## Dataset
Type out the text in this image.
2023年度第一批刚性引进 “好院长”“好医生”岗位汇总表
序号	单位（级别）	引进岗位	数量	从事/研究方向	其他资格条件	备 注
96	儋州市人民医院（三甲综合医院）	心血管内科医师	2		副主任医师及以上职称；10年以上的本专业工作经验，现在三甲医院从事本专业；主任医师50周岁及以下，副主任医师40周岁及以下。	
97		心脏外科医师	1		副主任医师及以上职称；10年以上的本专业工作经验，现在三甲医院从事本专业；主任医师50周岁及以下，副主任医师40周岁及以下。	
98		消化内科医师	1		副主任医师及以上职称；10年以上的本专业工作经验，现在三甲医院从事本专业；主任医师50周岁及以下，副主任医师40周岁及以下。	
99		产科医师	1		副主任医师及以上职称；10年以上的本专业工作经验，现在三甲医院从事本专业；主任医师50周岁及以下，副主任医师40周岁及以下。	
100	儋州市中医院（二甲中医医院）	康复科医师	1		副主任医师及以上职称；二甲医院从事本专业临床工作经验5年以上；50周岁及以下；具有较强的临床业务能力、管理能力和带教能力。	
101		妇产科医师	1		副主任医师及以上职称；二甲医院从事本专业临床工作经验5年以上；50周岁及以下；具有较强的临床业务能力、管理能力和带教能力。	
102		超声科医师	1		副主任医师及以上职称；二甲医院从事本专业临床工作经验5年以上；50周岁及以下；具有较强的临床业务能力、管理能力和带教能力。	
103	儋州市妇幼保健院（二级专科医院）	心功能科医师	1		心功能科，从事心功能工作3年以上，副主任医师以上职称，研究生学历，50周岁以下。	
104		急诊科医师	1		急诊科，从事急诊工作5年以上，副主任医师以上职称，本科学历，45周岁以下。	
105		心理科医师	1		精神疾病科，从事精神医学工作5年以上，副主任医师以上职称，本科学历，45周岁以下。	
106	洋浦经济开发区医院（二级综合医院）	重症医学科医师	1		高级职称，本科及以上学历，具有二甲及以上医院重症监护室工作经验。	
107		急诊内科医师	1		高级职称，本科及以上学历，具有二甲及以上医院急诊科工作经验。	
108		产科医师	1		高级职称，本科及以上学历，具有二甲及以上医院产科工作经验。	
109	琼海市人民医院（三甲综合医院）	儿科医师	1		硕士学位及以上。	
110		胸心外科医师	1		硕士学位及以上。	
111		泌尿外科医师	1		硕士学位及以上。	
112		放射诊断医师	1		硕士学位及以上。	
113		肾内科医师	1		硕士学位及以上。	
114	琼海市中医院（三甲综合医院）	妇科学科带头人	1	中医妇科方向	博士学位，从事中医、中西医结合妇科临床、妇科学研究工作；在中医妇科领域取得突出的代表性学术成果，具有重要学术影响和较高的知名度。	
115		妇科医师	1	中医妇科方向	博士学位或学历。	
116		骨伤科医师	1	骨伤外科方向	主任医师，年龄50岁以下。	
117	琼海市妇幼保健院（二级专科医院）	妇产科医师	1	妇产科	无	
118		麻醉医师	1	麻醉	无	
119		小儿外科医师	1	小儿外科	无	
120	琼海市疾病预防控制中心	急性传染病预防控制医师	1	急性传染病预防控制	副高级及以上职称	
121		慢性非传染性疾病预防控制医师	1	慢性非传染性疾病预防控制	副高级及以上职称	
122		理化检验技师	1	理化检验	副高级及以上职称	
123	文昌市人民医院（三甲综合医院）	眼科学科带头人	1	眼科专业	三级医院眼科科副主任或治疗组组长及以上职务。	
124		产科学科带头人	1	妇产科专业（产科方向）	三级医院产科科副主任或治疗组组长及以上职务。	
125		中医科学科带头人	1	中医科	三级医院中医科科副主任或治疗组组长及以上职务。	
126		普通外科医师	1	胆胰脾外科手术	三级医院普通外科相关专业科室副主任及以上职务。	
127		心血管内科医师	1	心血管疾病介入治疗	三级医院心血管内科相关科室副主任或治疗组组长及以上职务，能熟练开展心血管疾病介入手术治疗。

## Challenge
Find the word "副主任医师以上职称" in the records and pull out each line that has it.

## Response below
103	儋州市妇幼保健院（二级专科医院）	心功能科医师	1		心功能科，从事心功能工作3年以上，副主任医师以上职称，研究生学历，50周岁以下。	
104		急诊科医师	1		急诊科，从事急诊工作5年以上，副主任医师以上职称，本科学历，45周岁以下。	
105		心理科医师	1		精神疾病科，从事精神医学工作5年以上，副主任医师以上职称，本科学历，45周岁以下。	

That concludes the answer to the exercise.